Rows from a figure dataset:
--- Begin ---

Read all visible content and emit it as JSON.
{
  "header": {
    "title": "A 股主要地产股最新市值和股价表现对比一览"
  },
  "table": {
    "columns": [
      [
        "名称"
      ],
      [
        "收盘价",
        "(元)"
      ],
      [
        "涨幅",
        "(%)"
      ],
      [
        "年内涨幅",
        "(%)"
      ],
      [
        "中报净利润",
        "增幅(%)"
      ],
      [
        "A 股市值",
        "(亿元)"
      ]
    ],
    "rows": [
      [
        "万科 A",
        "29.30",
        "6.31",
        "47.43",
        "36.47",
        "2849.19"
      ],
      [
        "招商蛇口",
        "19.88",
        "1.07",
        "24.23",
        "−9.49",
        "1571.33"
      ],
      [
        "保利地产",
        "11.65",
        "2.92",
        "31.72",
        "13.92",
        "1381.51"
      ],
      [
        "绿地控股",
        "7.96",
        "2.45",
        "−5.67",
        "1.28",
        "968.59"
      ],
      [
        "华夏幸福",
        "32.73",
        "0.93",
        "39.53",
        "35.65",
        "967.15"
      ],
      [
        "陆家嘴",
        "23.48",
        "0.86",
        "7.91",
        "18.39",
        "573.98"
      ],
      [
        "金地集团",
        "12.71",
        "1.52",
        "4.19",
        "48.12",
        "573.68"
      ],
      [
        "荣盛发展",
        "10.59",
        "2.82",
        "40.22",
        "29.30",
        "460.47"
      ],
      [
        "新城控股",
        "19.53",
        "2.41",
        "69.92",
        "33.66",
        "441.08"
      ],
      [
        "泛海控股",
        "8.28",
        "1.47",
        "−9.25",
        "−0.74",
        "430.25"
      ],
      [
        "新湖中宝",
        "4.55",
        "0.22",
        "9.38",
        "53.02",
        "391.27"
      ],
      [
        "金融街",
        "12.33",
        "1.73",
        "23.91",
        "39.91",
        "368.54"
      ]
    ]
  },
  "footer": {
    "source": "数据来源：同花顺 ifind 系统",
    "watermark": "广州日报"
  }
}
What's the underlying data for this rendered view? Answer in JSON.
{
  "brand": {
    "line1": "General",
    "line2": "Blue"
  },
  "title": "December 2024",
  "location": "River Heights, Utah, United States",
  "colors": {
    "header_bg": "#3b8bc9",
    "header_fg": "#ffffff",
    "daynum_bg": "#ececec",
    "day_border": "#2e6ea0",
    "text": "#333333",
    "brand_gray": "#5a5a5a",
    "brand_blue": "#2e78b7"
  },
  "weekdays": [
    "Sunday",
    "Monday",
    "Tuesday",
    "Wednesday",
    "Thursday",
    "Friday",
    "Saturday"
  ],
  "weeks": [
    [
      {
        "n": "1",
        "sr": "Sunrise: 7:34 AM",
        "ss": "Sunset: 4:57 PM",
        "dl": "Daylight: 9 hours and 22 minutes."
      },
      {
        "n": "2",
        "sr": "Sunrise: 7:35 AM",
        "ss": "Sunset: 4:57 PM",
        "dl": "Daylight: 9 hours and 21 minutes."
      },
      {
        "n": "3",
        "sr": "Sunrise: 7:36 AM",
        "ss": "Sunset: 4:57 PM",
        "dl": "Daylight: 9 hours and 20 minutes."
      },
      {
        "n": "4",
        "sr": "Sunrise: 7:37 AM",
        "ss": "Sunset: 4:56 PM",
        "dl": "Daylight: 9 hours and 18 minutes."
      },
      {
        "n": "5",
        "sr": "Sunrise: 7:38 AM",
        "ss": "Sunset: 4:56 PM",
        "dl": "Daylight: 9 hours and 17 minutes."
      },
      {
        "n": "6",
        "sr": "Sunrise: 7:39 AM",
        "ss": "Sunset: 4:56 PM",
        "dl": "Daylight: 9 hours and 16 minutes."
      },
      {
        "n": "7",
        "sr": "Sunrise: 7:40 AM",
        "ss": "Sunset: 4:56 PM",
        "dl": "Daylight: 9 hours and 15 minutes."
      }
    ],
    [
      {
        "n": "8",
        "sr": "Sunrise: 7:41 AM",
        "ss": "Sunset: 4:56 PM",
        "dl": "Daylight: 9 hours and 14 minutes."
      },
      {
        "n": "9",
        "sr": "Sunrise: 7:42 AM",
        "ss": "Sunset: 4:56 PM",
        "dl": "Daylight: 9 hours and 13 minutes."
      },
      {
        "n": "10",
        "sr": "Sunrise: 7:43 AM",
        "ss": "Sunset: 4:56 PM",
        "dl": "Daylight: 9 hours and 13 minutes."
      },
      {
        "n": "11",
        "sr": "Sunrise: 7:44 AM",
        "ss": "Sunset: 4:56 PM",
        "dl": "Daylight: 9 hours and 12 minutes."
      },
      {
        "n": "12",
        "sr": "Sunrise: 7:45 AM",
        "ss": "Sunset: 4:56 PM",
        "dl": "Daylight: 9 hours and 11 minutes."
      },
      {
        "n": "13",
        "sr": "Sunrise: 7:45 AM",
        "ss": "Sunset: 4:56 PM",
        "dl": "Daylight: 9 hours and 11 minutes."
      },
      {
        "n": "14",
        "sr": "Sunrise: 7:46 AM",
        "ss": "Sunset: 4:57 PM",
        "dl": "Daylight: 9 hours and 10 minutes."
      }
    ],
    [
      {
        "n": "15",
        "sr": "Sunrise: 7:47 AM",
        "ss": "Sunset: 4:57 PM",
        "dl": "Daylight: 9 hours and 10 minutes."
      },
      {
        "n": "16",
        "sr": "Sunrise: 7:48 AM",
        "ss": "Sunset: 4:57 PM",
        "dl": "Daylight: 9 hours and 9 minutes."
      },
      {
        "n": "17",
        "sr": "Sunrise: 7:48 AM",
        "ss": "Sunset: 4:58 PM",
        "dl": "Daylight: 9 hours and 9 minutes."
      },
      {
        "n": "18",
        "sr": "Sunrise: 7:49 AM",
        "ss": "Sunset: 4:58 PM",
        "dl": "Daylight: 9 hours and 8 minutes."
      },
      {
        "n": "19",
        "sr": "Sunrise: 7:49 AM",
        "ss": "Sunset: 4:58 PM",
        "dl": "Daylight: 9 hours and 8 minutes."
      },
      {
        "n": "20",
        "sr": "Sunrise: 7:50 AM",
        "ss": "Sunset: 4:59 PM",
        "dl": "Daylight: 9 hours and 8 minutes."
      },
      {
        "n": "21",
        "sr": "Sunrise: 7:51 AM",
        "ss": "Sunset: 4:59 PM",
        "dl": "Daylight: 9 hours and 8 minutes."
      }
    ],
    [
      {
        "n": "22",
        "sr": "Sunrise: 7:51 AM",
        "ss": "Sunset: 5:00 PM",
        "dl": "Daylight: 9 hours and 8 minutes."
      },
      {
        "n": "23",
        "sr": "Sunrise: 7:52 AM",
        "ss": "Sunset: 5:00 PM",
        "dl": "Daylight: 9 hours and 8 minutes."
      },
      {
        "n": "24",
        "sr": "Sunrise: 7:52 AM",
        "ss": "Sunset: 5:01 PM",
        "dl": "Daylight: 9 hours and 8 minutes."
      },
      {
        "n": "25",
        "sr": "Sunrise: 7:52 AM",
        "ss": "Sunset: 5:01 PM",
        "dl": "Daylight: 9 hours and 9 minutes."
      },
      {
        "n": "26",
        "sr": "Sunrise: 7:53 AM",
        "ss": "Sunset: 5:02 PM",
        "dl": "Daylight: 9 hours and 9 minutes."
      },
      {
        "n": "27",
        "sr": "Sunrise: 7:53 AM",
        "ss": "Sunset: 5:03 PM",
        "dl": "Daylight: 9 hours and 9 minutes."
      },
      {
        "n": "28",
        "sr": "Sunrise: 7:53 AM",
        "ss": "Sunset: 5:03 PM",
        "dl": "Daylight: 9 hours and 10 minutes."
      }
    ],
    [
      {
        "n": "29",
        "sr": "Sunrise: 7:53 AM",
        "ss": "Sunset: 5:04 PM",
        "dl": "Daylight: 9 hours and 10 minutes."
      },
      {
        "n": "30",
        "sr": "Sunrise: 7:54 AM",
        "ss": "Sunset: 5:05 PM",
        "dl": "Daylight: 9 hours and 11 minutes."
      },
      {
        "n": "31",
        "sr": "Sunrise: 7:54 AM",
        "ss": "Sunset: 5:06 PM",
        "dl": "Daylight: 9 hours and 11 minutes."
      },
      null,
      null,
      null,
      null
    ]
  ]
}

--- End ---

Gather from the entries above all lines that include the string "title".

    "title": "A 股主要地产股最新市值和股价表现对比一览"
  "title": "December 2024",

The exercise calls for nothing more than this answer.